Work instructions →
Check each line of the listing for the string "SETTINGS", count the lines that have it, and answer with that number only.
##############################
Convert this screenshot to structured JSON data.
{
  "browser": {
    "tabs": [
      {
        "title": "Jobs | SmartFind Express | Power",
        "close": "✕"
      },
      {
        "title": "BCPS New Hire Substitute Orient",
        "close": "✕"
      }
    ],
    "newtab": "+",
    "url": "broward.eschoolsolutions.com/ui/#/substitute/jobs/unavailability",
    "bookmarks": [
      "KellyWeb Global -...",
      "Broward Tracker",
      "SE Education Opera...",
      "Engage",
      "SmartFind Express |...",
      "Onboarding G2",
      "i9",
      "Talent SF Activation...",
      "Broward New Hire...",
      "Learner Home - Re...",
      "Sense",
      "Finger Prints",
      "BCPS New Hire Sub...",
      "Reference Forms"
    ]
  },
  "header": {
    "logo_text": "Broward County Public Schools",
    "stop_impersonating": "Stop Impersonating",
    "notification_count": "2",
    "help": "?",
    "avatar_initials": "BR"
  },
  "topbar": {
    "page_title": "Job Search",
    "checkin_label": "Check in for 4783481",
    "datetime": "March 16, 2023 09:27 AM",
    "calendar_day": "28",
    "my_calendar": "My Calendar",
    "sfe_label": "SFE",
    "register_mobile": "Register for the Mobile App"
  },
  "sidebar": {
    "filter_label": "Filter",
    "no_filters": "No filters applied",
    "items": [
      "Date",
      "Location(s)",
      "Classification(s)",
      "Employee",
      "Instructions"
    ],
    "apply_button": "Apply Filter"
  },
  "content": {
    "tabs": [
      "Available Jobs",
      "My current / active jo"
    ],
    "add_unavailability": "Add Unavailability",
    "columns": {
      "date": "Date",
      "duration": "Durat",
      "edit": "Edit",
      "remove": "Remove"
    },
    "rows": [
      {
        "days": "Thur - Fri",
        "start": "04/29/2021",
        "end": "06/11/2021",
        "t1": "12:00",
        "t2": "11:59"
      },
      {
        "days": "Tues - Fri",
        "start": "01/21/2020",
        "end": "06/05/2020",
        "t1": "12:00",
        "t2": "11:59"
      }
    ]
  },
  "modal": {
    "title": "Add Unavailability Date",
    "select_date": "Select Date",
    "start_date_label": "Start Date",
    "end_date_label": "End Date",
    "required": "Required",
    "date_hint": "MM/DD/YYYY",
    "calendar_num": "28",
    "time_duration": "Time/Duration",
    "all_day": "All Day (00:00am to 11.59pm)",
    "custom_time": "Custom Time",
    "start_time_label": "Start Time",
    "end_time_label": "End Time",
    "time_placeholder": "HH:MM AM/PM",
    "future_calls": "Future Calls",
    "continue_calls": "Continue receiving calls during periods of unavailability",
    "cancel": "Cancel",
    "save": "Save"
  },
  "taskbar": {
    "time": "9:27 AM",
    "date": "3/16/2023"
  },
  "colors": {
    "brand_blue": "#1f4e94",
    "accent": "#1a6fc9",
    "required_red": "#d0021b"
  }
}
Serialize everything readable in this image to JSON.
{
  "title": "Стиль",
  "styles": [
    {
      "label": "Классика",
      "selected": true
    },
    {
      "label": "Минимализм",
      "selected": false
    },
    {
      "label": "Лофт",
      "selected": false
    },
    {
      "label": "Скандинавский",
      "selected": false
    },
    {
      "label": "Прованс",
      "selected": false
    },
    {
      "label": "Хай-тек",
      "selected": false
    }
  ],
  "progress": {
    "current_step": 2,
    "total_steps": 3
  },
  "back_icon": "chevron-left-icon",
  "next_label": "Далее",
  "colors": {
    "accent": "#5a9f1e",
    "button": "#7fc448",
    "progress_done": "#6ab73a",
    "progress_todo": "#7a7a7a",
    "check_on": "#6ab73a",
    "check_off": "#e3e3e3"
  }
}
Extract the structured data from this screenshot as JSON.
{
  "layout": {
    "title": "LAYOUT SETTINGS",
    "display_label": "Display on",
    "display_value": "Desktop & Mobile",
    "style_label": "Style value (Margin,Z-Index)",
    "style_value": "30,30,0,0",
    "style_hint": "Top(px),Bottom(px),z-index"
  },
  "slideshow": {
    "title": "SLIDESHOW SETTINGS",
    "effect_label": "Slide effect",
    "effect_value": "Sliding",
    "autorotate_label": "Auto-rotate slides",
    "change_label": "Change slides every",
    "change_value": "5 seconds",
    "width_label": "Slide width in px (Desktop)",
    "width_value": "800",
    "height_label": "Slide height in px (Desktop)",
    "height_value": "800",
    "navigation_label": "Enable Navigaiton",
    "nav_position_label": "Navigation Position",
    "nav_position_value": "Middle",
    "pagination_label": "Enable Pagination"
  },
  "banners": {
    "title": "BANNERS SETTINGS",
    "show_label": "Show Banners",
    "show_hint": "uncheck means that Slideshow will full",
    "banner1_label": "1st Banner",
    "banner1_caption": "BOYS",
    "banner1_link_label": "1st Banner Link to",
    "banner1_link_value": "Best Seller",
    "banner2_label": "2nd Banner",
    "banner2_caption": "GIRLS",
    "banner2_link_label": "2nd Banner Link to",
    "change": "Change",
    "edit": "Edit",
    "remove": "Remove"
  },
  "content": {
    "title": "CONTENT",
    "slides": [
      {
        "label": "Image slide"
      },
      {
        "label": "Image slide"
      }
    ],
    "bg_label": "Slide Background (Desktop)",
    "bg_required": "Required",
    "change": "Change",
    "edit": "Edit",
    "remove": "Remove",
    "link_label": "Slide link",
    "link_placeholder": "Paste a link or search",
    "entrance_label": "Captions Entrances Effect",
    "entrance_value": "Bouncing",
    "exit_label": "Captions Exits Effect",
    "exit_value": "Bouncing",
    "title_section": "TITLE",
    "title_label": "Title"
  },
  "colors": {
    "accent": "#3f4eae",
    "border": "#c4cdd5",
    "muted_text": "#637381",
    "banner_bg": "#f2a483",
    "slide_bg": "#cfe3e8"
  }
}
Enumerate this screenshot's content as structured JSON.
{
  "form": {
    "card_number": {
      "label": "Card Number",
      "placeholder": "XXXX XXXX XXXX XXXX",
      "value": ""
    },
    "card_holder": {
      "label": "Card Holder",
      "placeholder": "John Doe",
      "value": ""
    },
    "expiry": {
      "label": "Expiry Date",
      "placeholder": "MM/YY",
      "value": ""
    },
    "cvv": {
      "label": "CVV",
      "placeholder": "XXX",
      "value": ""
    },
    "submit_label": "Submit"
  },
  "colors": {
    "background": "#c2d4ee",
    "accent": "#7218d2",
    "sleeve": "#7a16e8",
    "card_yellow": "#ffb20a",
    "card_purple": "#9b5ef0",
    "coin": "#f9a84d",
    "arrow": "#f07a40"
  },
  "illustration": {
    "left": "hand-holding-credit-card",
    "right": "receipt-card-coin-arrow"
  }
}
##############################
The answer →
3